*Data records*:
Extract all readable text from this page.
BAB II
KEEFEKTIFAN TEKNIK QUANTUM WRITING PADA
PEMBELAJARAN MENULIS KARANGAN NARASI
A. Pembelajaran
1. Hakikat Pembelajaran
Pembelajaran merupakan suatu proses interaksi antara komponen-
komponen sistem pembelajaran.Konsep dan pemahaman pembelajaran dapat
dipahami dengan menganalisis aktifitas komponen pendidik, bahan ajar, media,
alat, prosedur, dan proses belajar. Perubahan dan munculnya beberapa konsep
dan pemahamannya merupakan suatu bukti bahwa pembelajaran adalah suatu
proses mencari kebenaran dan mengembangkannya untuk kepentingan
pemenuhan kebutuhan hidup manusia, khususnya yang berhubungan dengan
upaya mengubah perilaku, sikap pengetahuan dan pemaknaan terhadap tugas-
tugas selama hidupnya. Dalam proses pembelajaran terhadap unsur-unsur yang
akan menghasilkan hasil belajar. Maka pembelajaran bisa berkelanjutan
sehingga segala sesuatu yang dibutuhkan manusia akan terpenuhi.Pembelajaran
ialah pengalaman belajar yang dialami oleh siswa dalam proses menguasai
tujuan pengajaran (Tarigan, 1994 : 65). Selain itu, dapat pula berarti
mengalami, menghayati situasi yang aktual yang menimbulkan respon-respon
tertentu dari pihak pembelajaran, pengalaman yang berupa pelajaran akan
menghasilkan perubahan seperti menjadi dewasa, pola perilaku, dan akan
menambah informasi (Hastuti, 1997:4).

---

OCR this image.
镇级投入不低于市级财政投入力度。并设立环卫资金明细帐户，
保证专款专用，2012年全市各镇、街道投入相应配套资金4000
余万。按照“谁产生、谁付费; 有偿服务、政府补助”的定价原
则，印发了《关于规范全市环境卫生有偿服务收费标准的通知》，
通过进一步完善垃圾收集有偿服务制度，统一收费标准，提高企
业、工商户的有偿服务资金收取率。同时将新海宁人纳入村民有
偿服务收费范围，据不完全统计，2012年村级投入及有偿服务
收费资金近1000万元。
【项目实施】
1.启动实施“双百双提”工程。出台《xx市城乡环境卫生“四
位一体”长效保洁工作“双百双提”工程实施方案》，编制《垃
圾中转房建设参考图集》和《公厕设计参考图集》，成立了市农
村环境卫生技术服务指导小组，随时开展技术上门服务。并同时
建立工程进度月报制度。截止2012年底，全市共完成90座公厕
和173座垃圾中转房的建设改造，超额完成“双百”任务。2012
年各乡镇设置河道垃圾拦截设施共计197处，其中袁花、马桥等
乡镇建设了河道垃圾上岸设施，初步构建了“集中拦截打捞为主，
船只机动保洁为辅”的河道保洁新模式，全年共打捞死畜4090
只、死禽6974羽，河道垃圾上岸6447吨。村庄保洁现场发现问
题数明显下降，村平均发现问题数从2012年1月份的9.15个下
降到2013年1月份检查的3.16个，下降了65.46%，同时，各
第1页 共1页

*Task details*: Gather from the entries above all lines that include the string "双百双提".

*Complete response*:
1.启动实施“双百双提”工程。出台《xx市城乡环境卫生“四
位一体”长效保洁工作“双百双提”工程实施方案》，编制《垃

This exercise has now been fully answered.